JOB:
Show every line below where "screw" can be found.

:::

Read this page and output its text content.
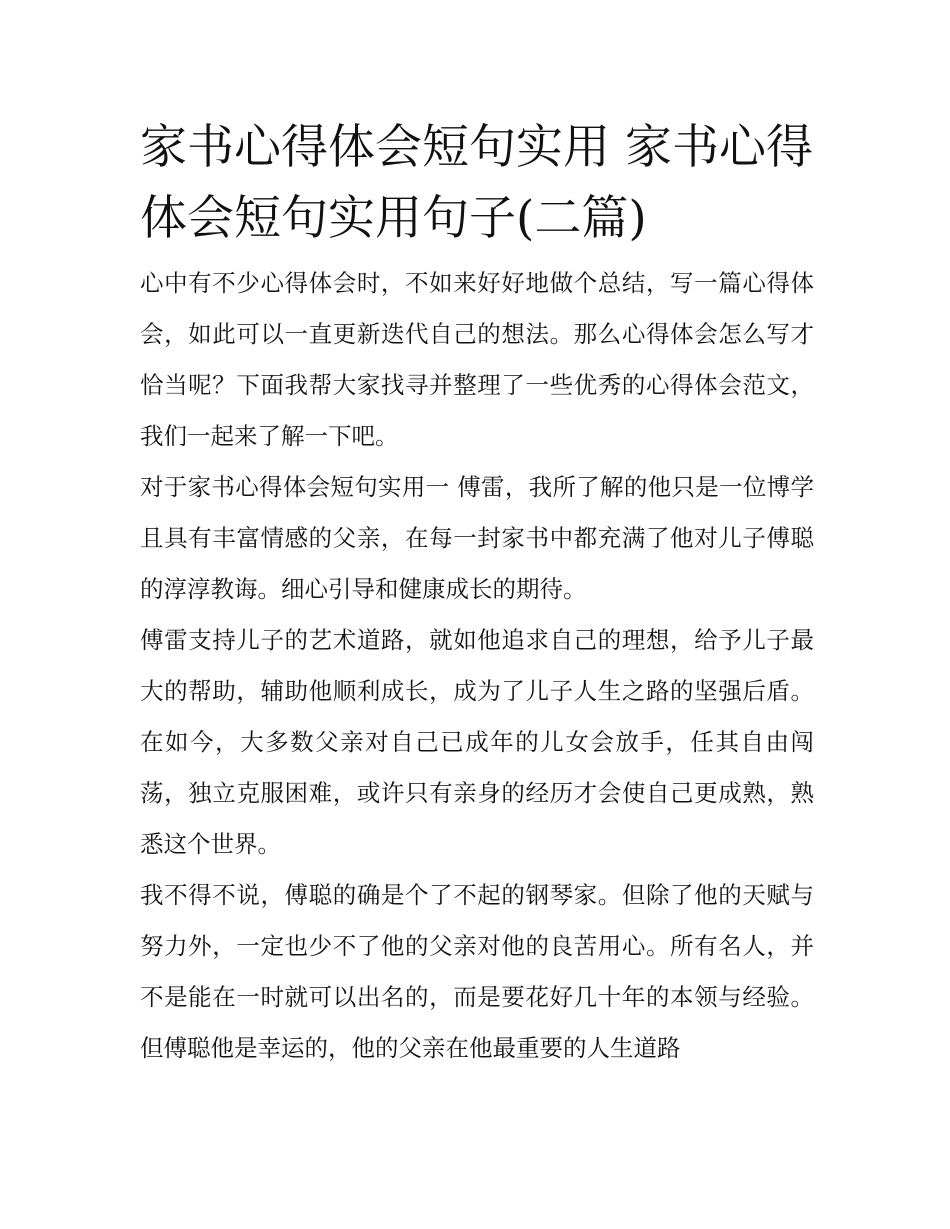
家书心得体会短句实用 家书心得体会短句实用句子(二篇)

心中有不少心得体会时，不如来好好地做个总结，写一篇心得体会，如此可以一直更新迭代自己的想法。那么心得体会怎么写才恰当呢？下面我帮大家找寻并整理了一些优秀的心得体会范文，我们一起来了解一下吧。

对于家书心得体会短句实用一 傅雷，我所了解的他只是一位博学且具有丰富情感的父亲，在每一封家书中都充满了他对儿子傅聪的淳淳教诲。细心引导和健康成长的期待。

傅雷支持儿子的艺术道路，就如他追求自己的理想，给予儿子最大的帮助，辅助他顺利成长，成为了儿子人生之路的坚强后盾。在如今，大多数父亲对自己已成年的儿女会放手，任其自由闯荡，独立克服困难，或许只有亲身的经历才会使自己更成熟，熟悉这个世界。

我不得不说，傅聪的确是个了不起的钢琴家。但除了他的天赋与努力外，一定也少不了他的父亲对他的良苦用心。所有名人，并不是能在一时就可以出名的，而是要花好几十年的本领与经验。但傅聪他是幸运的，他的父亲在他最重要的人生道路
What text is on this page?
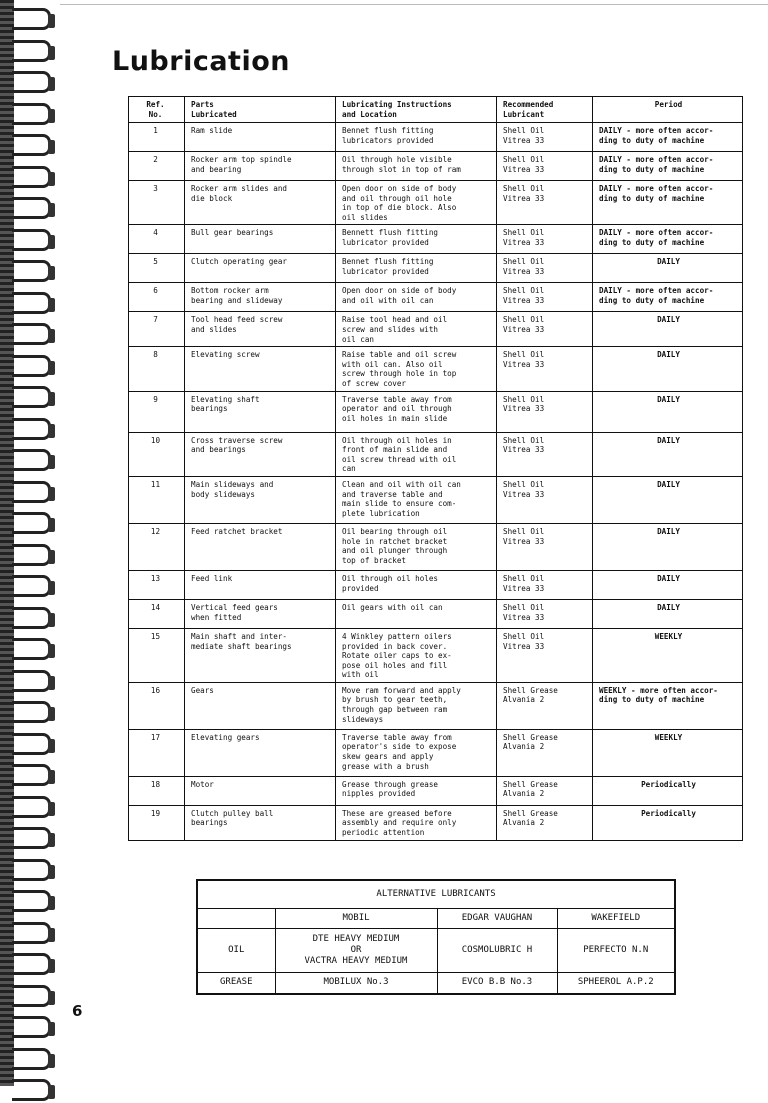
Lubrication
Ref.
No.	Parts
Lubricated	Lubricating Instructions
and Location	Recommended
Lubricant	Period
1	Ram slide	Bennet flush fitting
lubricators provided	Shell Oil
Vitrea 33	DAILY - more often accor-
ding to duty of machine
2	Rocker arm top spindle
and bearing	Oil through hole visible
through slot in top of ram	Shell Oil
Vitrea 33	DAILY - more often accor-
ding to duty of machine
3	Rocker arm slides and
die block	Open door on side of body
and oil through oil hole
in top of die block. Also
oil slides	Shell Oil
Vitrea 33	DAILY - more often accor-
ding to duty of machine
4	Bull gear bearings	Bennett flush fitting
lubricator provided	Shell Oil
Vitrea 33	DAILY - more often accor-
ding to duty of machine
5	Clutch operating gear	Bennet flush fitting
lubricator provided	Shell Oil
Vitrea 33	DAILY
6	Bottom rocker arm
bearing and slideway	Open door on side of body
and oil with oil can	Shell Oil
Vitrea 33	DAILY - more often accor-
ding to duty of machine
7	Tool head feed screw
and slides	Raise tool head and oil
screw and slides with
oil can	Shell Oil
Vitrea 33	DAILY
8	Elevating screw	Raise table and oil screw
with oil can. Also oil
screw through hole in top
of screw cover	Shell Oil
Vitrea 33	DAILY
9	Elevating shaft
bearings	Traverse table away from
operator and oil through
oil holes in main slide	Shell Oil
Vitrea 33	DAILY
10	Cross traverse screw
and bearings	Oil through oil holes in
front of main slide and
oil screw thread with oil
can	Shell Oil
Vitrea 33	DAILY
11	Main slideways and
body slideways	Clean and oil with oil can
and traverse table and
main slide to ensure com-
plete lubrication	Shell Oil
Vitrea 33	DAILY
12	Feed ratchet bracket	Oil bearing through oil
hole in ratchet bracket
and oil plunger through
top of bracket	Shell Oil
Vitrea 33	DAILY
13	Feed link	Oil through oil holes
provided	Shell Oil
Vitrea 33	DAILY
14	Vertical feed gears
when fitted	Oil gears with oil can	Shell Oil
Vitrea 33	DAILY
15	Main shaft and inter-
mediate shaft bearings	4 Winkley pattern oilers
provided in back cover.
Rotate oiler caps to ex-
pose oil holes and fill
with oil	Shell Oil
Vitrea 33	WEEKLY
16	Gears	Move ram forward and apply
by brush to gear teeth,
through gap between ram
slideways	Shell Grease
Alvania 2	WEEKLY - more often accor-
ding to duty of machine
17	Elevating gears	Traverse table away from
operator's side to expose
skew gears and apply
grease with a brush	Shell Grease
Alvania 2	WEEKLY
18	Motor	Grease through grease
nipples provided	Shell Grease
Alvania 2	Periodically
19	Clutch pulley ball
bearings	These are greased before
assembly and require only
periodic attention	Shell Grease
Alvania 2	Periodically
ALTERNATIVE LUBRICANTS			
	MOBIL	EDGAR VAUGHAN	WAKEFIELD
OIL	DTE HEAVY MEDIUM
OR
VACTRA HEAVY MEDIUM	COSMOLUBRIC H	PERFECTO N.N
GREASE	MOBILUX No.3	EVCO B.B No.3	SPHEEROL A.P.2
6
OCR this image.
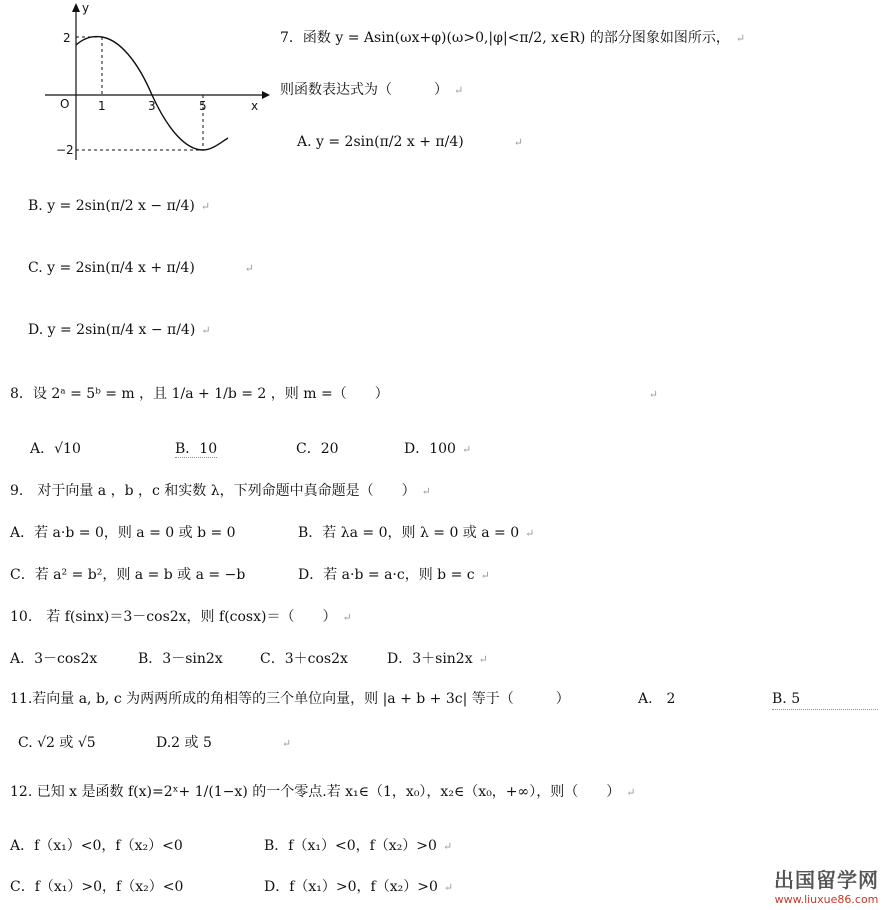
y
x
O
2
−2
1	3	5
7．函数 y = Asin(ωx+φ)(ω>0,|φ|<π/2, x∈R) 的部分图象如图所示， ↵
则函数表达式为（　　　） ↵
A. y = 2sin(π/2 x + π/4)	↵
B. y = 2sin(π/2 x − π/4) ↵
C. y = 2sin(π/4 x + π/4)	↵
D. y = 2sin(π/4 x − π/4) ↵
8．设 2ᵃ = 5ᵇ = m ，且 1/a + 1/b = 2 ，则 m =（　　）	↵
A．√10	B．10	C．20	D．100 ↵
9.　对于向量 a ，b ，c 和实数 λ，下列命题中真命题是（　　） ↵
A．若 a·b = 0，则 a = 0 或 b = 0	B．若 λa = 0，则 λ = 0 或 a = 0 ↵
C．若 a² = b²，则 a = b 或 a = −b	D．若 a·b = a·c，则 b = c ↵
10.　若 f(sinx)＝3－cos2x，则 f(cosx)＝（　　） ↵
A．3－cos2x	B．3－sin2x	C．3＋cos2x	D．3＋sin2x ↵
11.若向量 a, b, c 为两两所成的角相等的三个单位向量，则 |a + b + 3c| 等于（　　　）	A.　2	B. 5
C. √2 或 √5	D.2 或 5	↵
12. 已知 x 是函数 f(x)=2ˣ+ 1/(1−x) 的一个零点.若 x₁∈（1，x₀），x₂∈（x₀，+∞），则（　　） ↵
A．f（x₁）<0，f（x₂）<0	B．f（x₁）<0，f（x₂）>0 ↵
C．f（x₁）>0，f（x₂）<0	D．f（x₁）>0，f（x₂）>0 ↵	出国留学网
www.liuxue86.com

:::

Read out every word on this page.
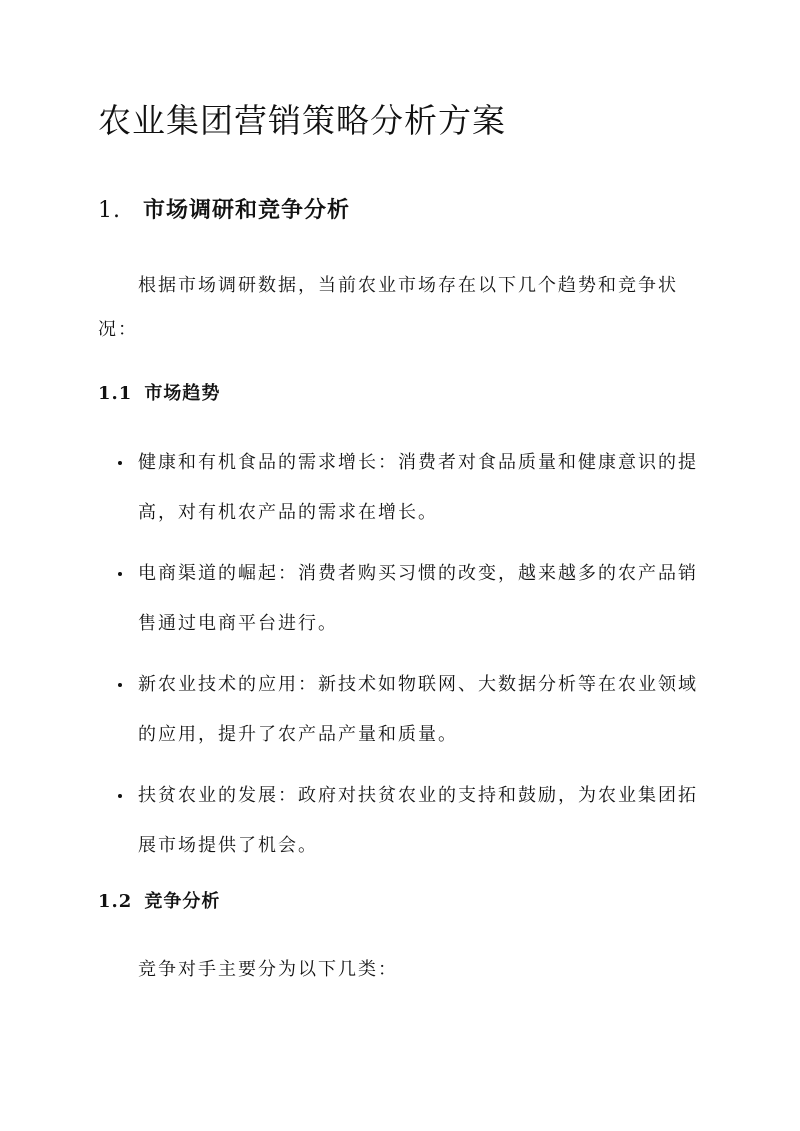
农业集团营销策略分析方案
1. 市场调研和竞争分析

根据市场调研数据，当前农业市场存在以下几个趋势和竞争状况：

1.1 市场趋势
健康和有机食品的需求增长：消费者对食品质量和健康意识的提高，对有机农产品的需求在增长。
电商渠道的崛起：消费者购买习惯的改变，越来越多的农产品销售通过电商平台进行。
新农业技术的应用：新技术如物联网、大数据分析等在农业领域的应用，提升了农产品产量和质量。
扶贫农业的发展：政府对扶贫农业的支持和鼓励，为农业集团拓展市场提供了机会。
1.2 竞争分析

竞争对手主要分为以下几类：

:::

THE OUTPUT:
7	Tool head feed screw
screw and slides with
8	Elevating screw	Raise table and oil screw
screw through hole in top
of screw cover	Shell Oil
10	Cross traverse screw
oil screw thread with oil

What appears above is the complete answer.